— Begin Input material —

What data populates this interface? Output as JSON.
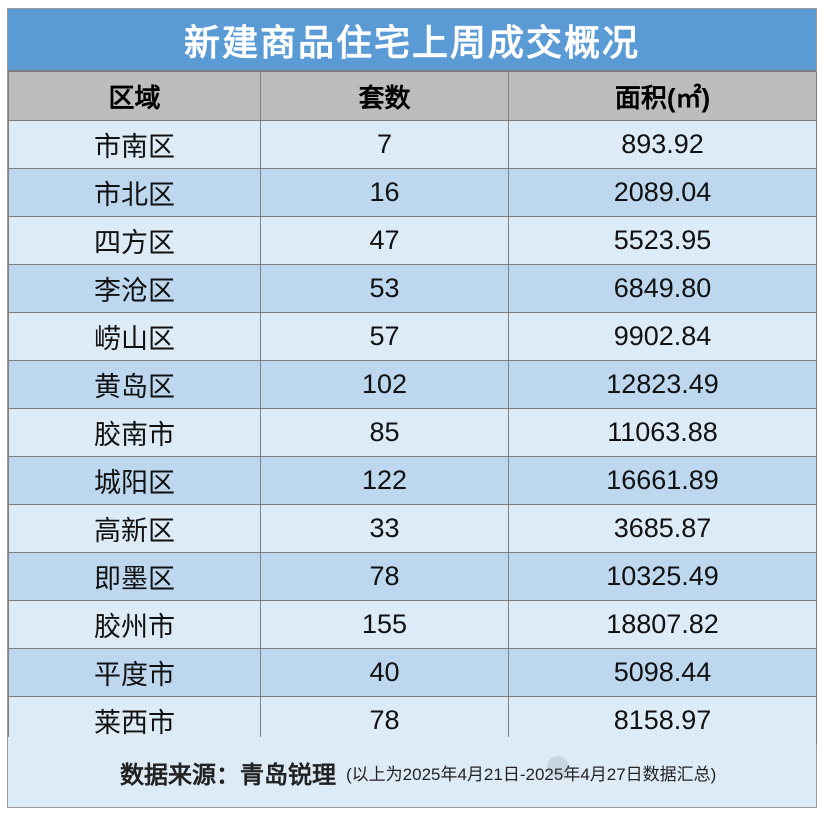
{
  "title": "新建商品住宅上周成交概况",
  "headers": [
    "区域",
    "套数",
    "面积(㎡)"
  ],
  "rows": [
    {
      "district": "市南区",
      "units": "7",
      "area": "893.92"
    },
    {
      "district": "市北区",
      "units": "16",
      "area": "2089.04"
    },
    {
      "district": "四方区",
      "units": "47",
      "area": "5523.95"
    },
    {
      "district": "李沧区",
      "units": "53",
      "area": "6849.80"
    },
    {
      "district": "崂山区",
      "units": "57",
      "area": "9902.84"
    },
    {
      "district": "黄岛区",
      "units": "102",
      "area": "12823.49"
    },
    {
      "district": "胶南市",
      "units": "85",
      "area": "11063.88"
    },
    {
      "district": "城阳区",
      "units": "122",
      "area": "16661.89"
    },
    {
      "district": "高新区",
      "units": "33",
      "area": "3685.87"
    },
    {
      "district": "即墨区",
      "units": "78",
      "area": "10325.49"
    },
    {
      "district": "胶州市",
      "units": "155",
      "area": "18807.82"
    },
    {
      "district": "平度市",
      "units": "40",
      "area": "5098.44"
    },
    {
      "district": "莱西市",
      "units": "78",
      "area": "8158.97"
    }
  ],
  "footer": {
    "source": "数据来源：青岛锐理",
    "note": "(以上为2025年4月21日-2025年4月27日数据汇总)"
  },
  "colors": {
    "title_bg": "#5b9bd5",
    "header_bg": "#bdbdbd",
    "row_light": "#ddebf7",
    "row_dark": "#bdd7ee"
  }
}
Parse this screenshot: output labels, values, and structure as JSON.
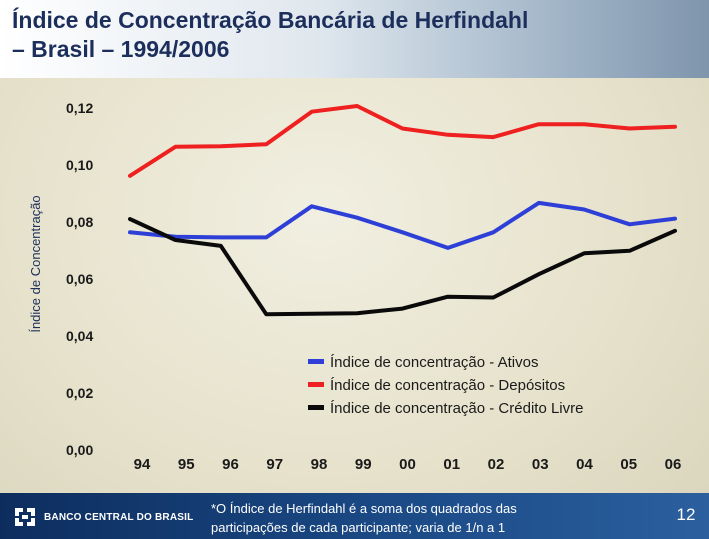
{
  "header": {
    "title": "Índice de Concentração Bancária de Herfindahl\n– Brasil – 1994/2006"
  },
  "footer": {
    "logo_text": "BANCO CENTRAL DO BRASIL",
    "footnote": "*O Índice de Herfindahl é a soma dos quadrados das\nparticipações de cada participante; varia de 1/n a 1",
    "page_number": "12",
    "band_color": "#14396e"
  },
  "chart_data": {
    "type": "line",
    "ylabel": "Índice de Concentração",
    "ylim": [
      0,
      0.12
    ],
    "yticks": [
      0.0,
      0.02,
      0.04,
      0.06,
      0.08,
      0.1,
      0.12
    ],
    "ytick_labels": [
      "0,00",
      "0,02",
      "0,04",
      "0,06",
      "0,08",
      "0,10",
      "0,12"
    ],
    "categories": [
      "94",
      "95",
      "96",
      "97",
      "98",
      "99",
      "00",
      "01",
      "02",
      "03",
      "04",
      "05",
      "06"
    ],
    "grid": false,
    "legend_position": "bottom-right",
    "series": [
      {
        "name": "Índice de concentração - Ativos",
        "color": "#2d3fd6",
        "values": [
          0.0764,
          0.0748,
          0.0746,
          0.0746,
          0.0855,
          0.0815,
          0.0764,
          0.0709,
          0.0764,
          0.0867,
          0.0844,
          0.0792,
          0.0812
        ]
      },
      {
        "name": "Índice de concentração - Depósitos",
        "color": "#ef2020",
        "values": [
          0.0962,
          0.1064,
          0.1066,
          0.1073,
          0.1187,
          0.1207,
          0.1128,
          0.1106,
          0.1098,
          0.1143,
          0.1143,
          0.1128,
          0.1134
        ]
      },
      {
        "name": "Índice de concentração - Crédito Livre",
        "color": "#0a0a0a",
        "values": [
          0.081,
          0.0737,
          0.0716,
          0.0476,
          0.0478,
          0.048,
          0.0496,
          0.0538,
          0.0535,
          0.0617,
          0.069,
          0.0699,
          0.0769
        ]
      }
    ]
  }
}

— End Input material —

Written instruction - Your job is to transcribe the entries above exactly; skip the pictures.

Solution for this problem -
What data populates this interface? Output as JSON.
{
  "title": "新建商品住宅上周成交概况",
  "headers": [
    "区域",
    "套数",
    "面积(㎡)"
  ],
  "rows": [
    {
      "district": "市南区",
      "units": "7",
      "area": "893.92"
    },
    {
      "district": "市北区",
      "units": "16",
      "area": "2089.04"
    },
    {
      "district": "四方区",
      "units": "47",
      "area": "5523.95"
    },
    {
      "district": "李沧区",
      "units": "53",
      "area": "6849.80"
    },
    {
      "district": "崂山区",
      "units": "57",
      "area": "9902.84"
    },
    {
      "district": "黄岛区",
      "units": "102",
      "area": "12823.49"
    },
    {
      "district": "胶南市",
      "units": "85",
      "area": "11063.88"
    },
    {
      "district": "城阳区",
      "units": "122",
      "area": "16661.89"
    },
    {
      "district": "高新区",
      "units": "33",
      "area": "3685.87"
    },
    {
      "district": "即墨区",
      "units": "78",
      "area": "10325.49"
    },
    {
      "district": "胶州市",
      "units": "155",
      "area": "18807.82"
    },
    {
      "district": "平度市",
      "units": "40",
      "area": "5098.44"
    },
    {
      "district": "莱西市",
      "units": "78",
      "area": "8158.97"
    }
  ],
  "footer": {
    "source": "数据来源：青岛锐理",
    "note": "(以上为2025年4月21日-2025年4月27日数据汇总)"
  },
  "colors": {
    "title_bg": "#5b9bd5",
    "header_bg": "#bdbdbd",
    "row_light": "#ddebf7",
    "row_dark": "#bdd7ee"
  }
}
Parse this screenshot: output labels, values, and structure as JSON.
{
  "header": {
    "title": "Índice de Concentração Bancária de Herfindahl\n– Brasil – 1994/2006"
  },
  "footer": {
    "logo_text": "BANCO CENTRAL DO BRASIL",
    "footnote": "*O Índice de Herfindahl é a soma dos quadrados das\nparticipações de cada participante; varia de 1/n a 1",
    "page_number": "12",
    "band_color": "#14396e"
  },
  "chart_data": {
    "type": "line",
    "ylabel": "Índice de Concentração",
    "ylim": [
      0,
      0.12
    ],
    "yticks": [
      0.0,
      0.02,
      0.04,
      0.06,
      0.08,
      0.1,
      0.12
    ],
    "ytick_labels": [
      "0,00",
      "0,02",
      "0,04",
      "0,06",
      "0,08",
      "0,10",
      "0,12"
    ],
    "categories": [
      "94",
      "95",
      "96",
      "97",
      "98",
      "99",
      "00",
      "01",
      "02",
      "03",
      "04",
      "05",
      "06"
    ],
    "grid": false,
    "legend_position": "bottom-right",
    "series": [
      {
        "name": "Índice de concentração - Ativos",
        "color": "#2d3fd6",
        "values": [
          0.0764,
          0.0748,
          0.0746,
          0.0746,
          0.0855,
          0.0815,
          0.0764,
          0.0709,
          0.0764,
          0.0867,
          0.0844,
          0.0792,
          0.0812
        ]
      },
      {
        "name": "Índice de concentração - Depósitos",
        "color": "#ef2020",
        "values": [
          0.0962,
          0.1064,
          0.1066,
          0.1073,
          0.1187,
          0.1207,
          0.1128,
          0.1106,
          0.1098,
          0.1143,
          0.1143,
          0.1128,
          0.1134
        ]
      },
      {
        "name": "Índice de concentração - Crédito Livre",
        "color": "#0a0a0a",
        "values": [
          0.081,
          0.0737,
          0.0716,
          0.0476,
          0.0478,
          0.048,
          0.0496,
          0.0538,
          0.0535,
          0.0617,
          0.069,
          0.0699,
          0.0769
        ]
      }
    ]
  }
}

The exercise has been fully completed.